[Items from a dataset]
++++++++++++++++++++

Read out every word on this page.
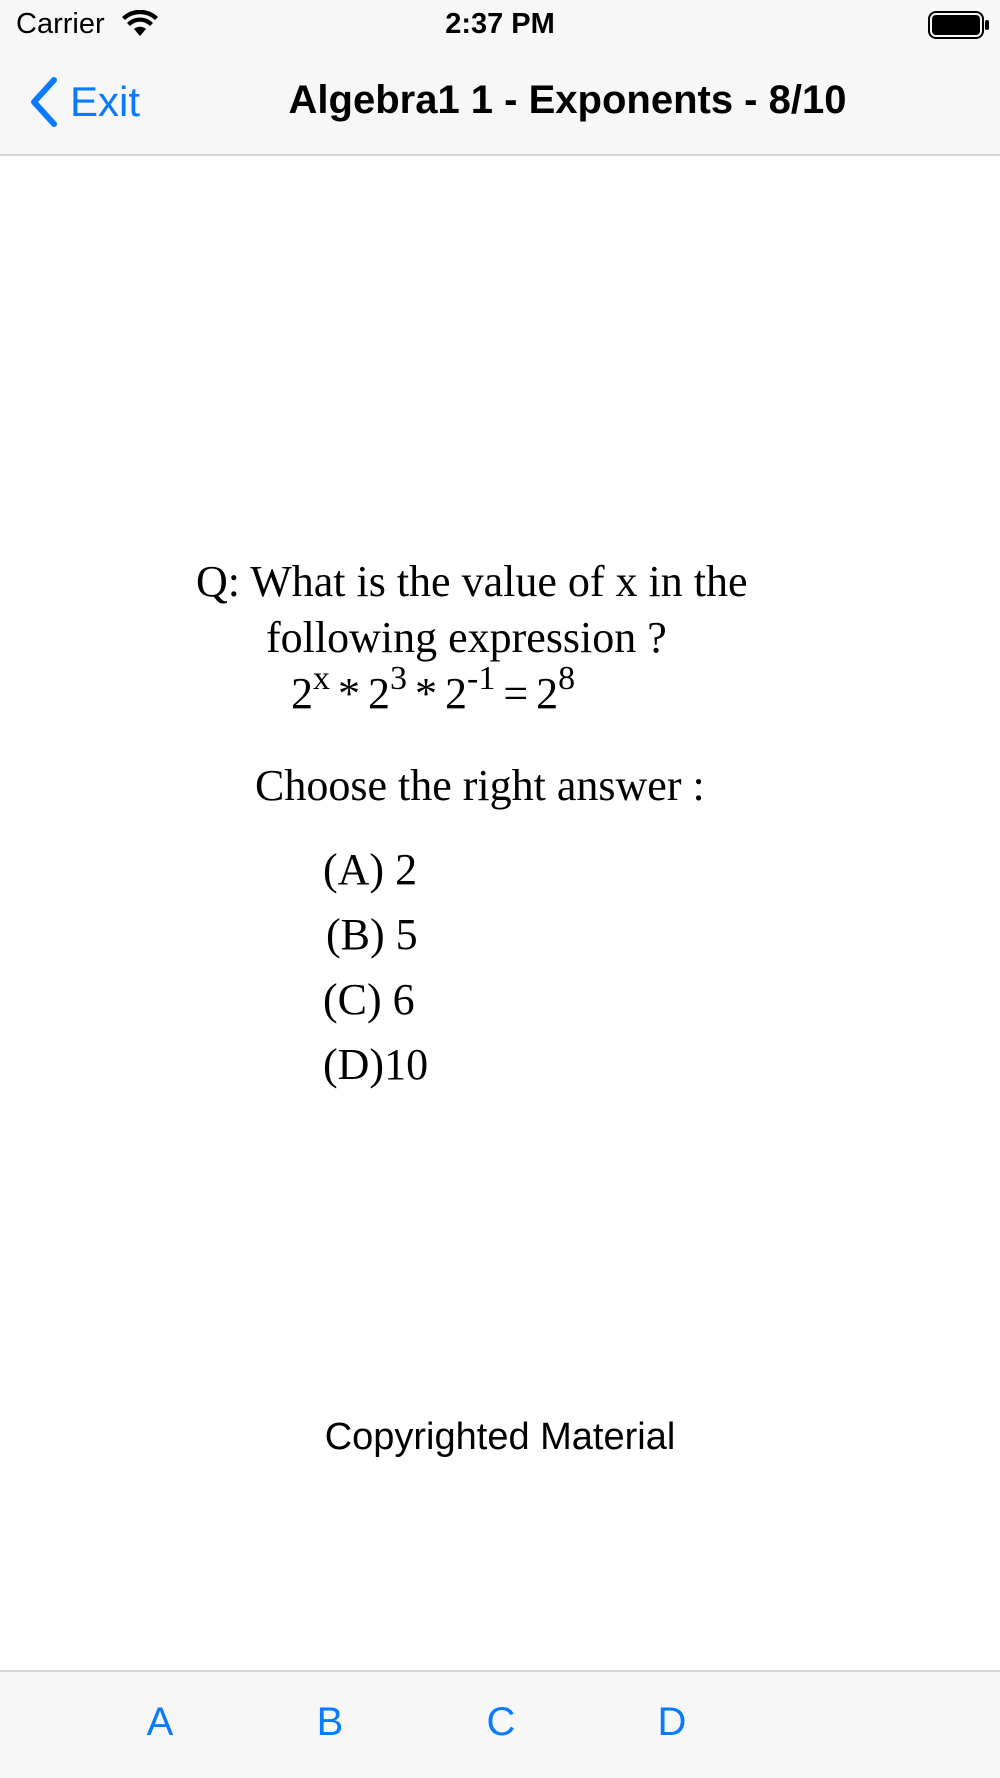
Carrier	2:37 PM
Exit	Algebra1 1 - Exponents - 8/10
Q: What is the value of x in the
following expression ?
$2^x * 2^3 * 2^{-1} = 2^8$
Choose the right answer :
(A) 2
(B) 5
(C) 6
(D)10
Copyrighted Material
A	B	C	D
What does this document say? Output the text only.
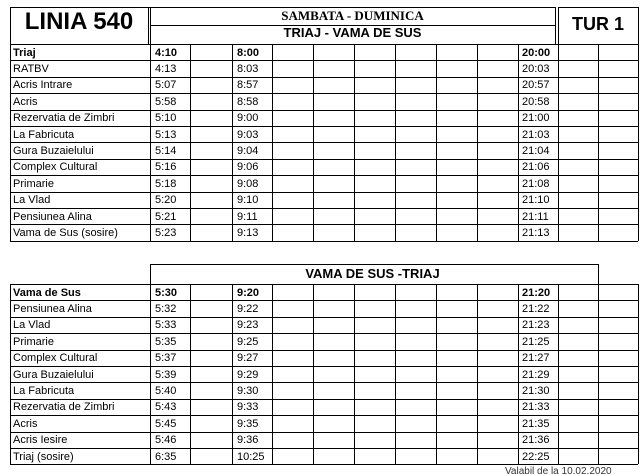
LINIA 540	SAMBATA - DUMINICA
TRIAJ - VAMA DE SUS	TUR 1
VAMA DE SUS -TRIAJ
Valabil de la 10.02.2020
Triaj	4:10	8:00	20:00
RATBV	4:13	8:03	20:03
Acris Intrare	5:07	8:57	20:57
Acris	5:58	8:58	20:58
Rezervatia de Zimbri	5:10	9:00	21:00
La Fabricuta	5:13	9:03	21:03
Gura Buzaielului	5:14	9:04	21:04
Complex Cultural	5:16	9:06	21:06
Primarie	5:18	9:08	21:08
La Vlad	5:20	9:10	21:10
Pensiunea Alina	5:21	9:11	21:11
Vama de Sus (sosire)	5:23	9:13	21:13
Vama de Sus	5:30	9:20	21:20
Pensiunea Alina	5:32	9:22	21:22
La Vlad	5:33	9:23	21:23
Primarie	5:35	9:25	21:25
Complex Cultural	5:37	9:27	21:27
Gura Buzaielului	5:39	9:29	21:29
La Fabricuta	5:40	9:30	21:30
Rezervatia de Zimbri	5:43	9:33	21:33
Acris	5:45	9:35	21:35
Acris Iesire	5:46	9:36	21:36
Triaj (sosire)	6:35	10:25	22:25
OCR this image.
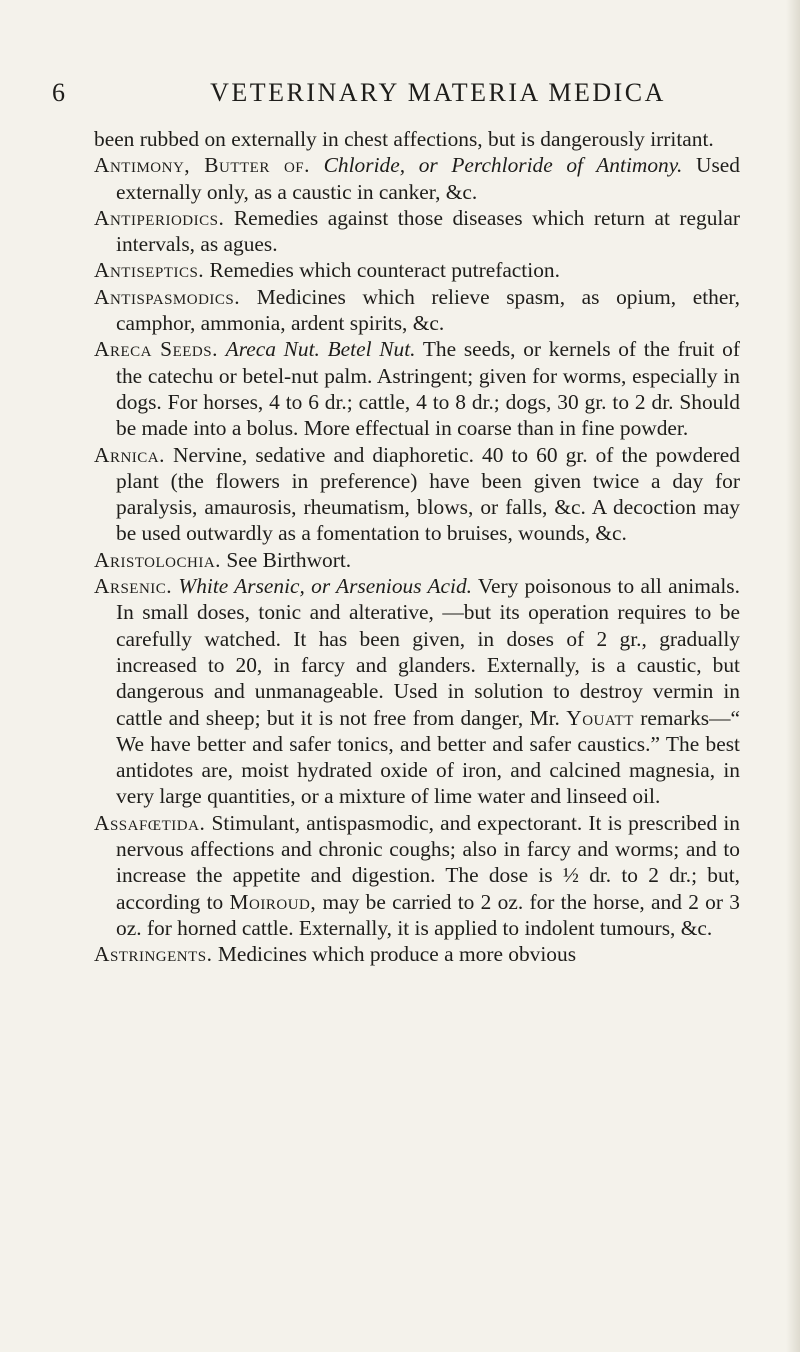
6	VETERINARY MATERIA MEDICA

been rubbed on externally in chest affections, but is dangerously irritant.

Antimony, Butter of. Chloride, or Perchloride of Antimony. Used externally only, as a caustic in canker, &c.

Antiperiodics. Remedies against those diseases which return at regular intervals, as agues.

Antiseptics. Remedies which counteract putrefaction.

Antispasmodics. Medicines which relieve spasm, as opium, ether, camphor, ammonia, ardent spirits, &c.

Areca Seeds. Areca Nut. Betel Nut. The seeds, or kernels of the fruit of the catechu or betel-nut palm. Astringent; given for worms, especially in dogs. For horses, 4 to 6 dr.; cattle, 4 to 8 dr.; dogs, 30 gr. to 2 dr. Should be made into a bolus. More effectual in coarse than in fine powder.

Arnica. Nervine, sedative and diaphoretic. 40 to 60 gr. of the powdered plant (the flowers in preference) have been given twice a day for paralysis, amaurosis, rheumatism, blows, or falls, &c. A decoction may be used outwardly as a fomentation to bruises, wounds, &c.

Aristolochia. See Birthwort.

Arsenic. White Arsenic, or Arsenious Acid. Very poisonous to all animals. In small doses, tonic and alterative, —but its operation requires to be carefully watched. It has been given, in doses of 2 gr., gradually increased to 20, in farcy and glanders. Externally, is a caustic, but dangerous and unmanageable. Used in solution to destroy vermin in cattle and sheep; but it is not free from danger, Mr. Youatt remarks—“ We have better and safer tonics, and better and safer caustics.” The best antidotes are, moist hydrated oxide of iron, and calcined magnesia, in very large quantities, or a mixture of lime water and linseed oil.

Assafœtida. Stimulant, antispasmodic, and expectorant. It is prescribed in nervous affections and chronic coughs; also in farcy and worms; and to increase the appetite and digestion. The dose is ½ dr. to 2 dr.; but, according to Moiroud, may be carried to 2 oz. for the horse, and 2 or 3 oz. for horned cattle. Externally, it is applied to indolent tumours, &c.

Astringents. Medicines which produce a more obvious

++++++++++++++++++++

PROBLEM DESCRIPTION
Omit every picture while copying the listing above exactly.

PROBLEM SOLUTION
Read out every word on this page.
Carrier	2:37 PM
Exit	Algebra1 1 - Exponents - 8/10
Q: What is the value of x in the
following expression ?
$2^x * 2^3 * 2^{-1} = 2^8$
Choose the right answer :
(A) 2
(B) 5
(C) 6
(D)10
Copyrighted Material
A	B	C	D
What does this document say? Output the text only.
LINIA 540	SAMBATA - DUMINICA
TRIAJ - VAMA DE SUS	TUR 1
VAMA DE SUS -TRIAJ
Valabil de la 10.02.2020
Triaj	4:10	8:00	20:00
RATBV	4:13	8:03	20:03
Acris Intrare	5:07	8:57	20:57
Acris	5:58	8:58	20:58
Rezervatia de Zimbri	5:10	9:00	21:00
La Fabricuta	5:13	9:03	21:03
Gura Buzaielului	5:14	9:04	21:04
Complex Cultural	5:16	9:06	21:06
Primarie	5:18	9:08	21:08
La Vlad	5:20	9:10	21:10
Pensiunea Alina	5:21	9:11	21:11
Vama de Sus (sosire)	5:23	9:13	21:13
Vama de Sus	5:30	9:20	21:20
Pensiunea Alina	5:32	9:22	21:22
La Vlad	5:33	9:23	21:23
Primarie	5:35	9:25	21:25
Complex Cultural	5:37	9:27	21:27
Gura Buzaielului	5:39	9:29	21:29
La Fabricuta	5:40	9:30	21:30
Rezervatia de Zimbri	5:43	9:33	21:33
Acris	5:45	9:35	21:35
Acris Iesire	5:46	9:36	21:36
Triaj (sosire)	6:35	10:25	22:25
OCR this image.
6	VETERINARY MATERIA MEDICA

been rubbed on externally in chest affections, but is dangerously irritant.

Antimony, Butter of. Chloride, or Perchloride of Antimony. Used externally only, as a caustic in canker, &c.

Antiperiodics. Remedies against those diseases which return at regular intervals, as agues.

Antiseptics. Remedies which counteract putrefaction.

Antispasmodics. Medicines which relieve spasm, as opium, ether, camphor, ammonia, ardent spirits, &c.

Areca Seeds. Areca Nut. Betel Nut. The seeds, or kernels of the fruit of the catechu or betel-nut palm. Astringent; given for worms, especially in dogs. For horses, 4 to 6 dr.; cattle, 4 to 8 dr.; dogs, 30 gr. to 2 dr. Should be made into a bolus. More effectual in coarse than in fine powder.

Arnica. Nervine, sedative and diaphoretic. 40 to 60 gr. of the powdered plant (the flowers in preference) have been given twice a day for paralysis, amaurosis, rheumatism, blows, or falls, &c. A decoction may be used outwardly as a fomentation to bruises, wounds, &c.

Aristolochia. See Birthwort.

Arsenic. White Arsenic, or Arsenious Acid. Very poisonous to all animals. In small doses, tonic and alterative, —but its operation requires to be carefully watched. It has been given, in doses of 2 gr., gradually increased to 20, in farcy and glanders. Externally, is a caustic, but dangerous and unmanageable. Used in solution to destroy vermin in cattle and sheep; but it is not free from danger, Mr. Youatt remarks—“ We have better and safer tonics, and better and safer caustics.” The best antidotes are, moist hydrated oxide of iron, and calcined magnesia, in very large quantities, or a mixture of lime water and linseed oil.

Assafœtida. Stimulant, antispasmodic, and expectorant. It is prescribed in nervous affections and chronic coughs; also in farcy and worms; and to increase the appetite and digestion. The dose is ½ dr. to 2 dr.; but, according to Moiroud, may be carried to 2 oz. for the horse, and 2 or 3 oz. for horned cattle. Externally, it is applied to indolent tumours, &c.

Astringents. Medicines which produce a more obvious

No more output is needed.